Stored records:

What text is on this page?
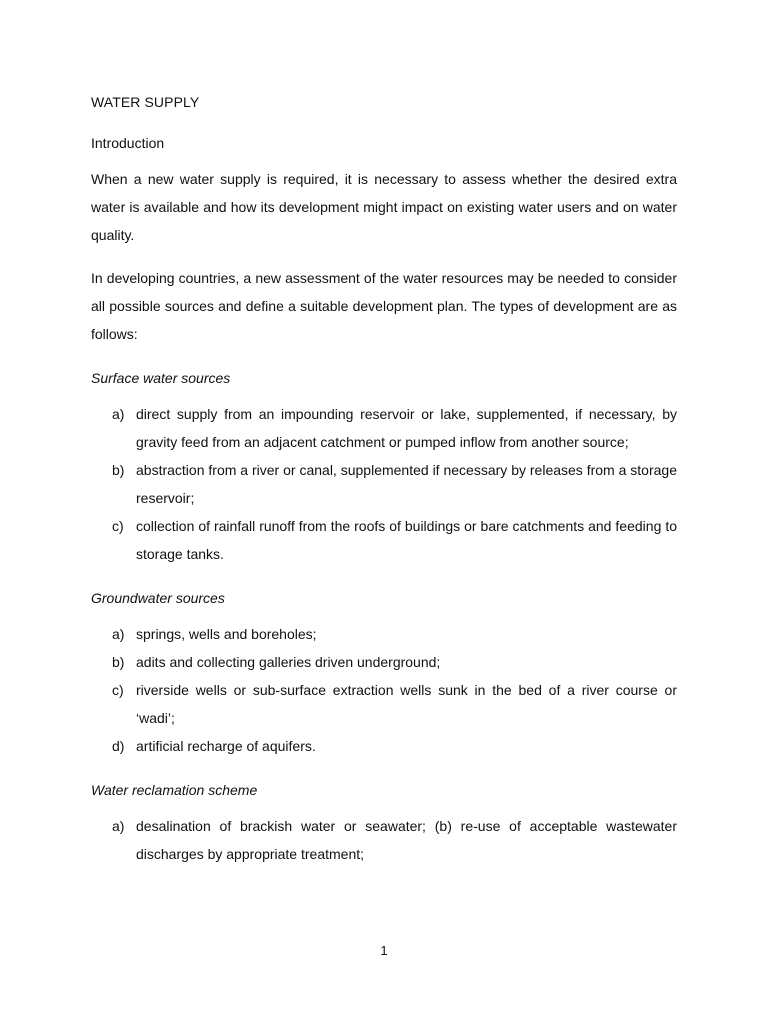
WATER SUPPLY
Introduction

When a new water supply is required, it is necessary to assess whether the desired extra water is available and how its development might impact on existing water users and on water quality.

In developing countries, a new assessment of the water resources may be needed to consider all possible sources and define a suitable development plan. The types of development are as follows:

Surface water sources
a) direct supply from an impounding reservoir or lake, supplemented, if necessary, by gravity feed from an adjacent catchment or pumped inflow from another source;
b) abstraction from a river or canal, supplemented if necessary by releases from a storage reservoir;
c) collection of rainfall runoff from the roofs of buildings or bare catchments and feeding to storage tanks.
Groundwater sources
a) springs, wells and boreholes;
b) adits and collecting galleries driven underground;
c) riverside wells or sub-surface extraction wells sunk in the bed of a river course or ‘wadi’;
d) artificial recharge of aquifers.
Water reclamation scheme
a) desalination of brackish water or seawater; (b) re-use of acceptable wastewater discharges by appropriate treatment;
1
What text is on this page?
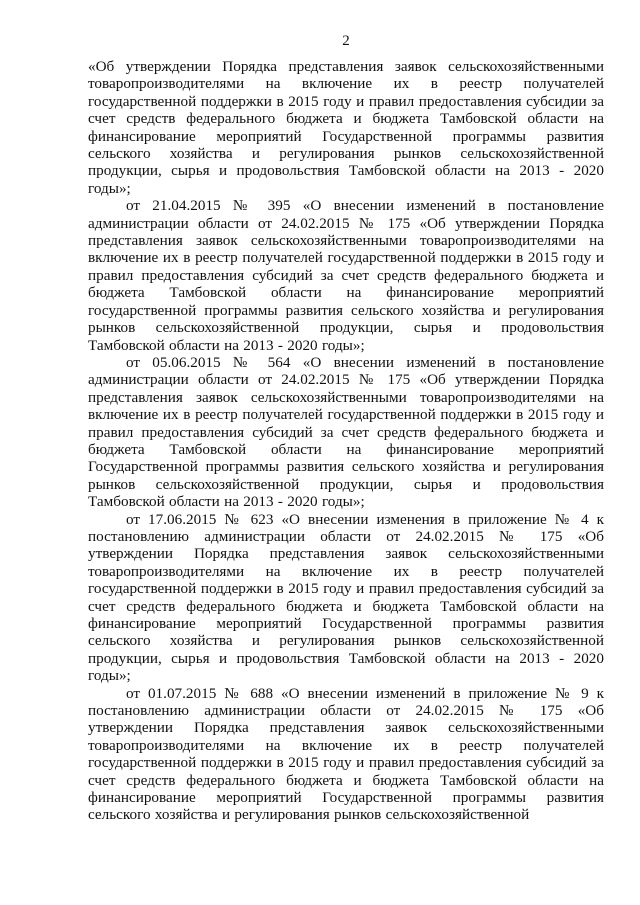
2

«Об утверждении Порядка представления заявок сельскохозяйственными товаропроизводителями на включение их в реестр получателей государственной поддержки в 2015 году и правил предоставления субсидии за счет средств федерального бюджета и бюджета Тамбовской области на финансирование мероприятий Государственной программы развития сельского хозяйства и регулирования рынков сельскохозяйственной продукции, сырья и продовольствия Тамбовской области на 2013 - 2020 годы»;

от 21.04.2015 № 395 «О внесении изменений в постановление администрации области от 24.02.2015 № 175 «Об утверждении Порядка представления заявок сельскохозяйственными товаропроизводителями на включение их в реестр получателей государственной поддержки в 2015 году и правил предоставления субсидий за счет средств федерального бюджета и бюджета Тамбовской области на финансирование мероприятий государственной программы развития сельского хозяйства и регулирования рынков сельскохозяйственной продукции, сырья и продовольствия Тамбовской области на 2013 - 2020 годы»;

от 05.06.2015 № 564 «О внесении изменений в постановление администрации области от 24.02.2015 № 175 «Об утверждении Порядка представления заявок сельскохозяйственными товаропроизводителями на включение их в реестр получателей государственной поддержки в 2015 году и правил предоставления субсидий за счет средств федерального бюджета и бюджета Тамбовской области на финансирование мероприятий Государственной программы развития сельского хозяйства и регулирования рынков сельскохозяйственной продукции, сырья и продовольствия Тамбовской области на 2013 - 2020 годы»;

от 17.06.2015 № 623 «О внесении изменения в приложение № 4 к постановлению администрации области от 24.02.2015 № 175 «Об утверждении Порядка представления заявок сельскохозяйственными товаропроизводителями на включение их в реестр получателей государственной поддержки в 2015 году и правил предоставления субсидий за счет средств федерального бюджета и бюджета Тамбовской области на финансирование мероприятий Государственной программы развития сельского хозяйства и регулирования рынков сельскохозяйственной продукции, сырья и продовольствия Тамбовской области на 2013 - 2020 годы»;

от 01.07.2015 № 688 «О внесении изменений в приложение № 9 к постановлению администрации области от 24.02.2015 № 175 «Об утверждении Порядка представления заявок сельскохозяйственными товаропроизводителями на включение их в реестр получателей государственной поддержки в 2015 году и правил предоставления субсидий за счет средств федерального бюджета и бюджета Тамбовской области на финансирование мероприятий Государственной программы развития сельского хозяйства и регулирования рынков сельскохозяйственной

■ WHAT NEEDS TO BE DONE
Take every line from the records above that has the word "sources" and copy it.

■ SOLUTION FOR THIS TASK
In developing countries, a new assessment of the water resources may be needed to consider all possible sources and define a suitable development plan. The types of development are as follows:
Surface water sources
Groundwater sources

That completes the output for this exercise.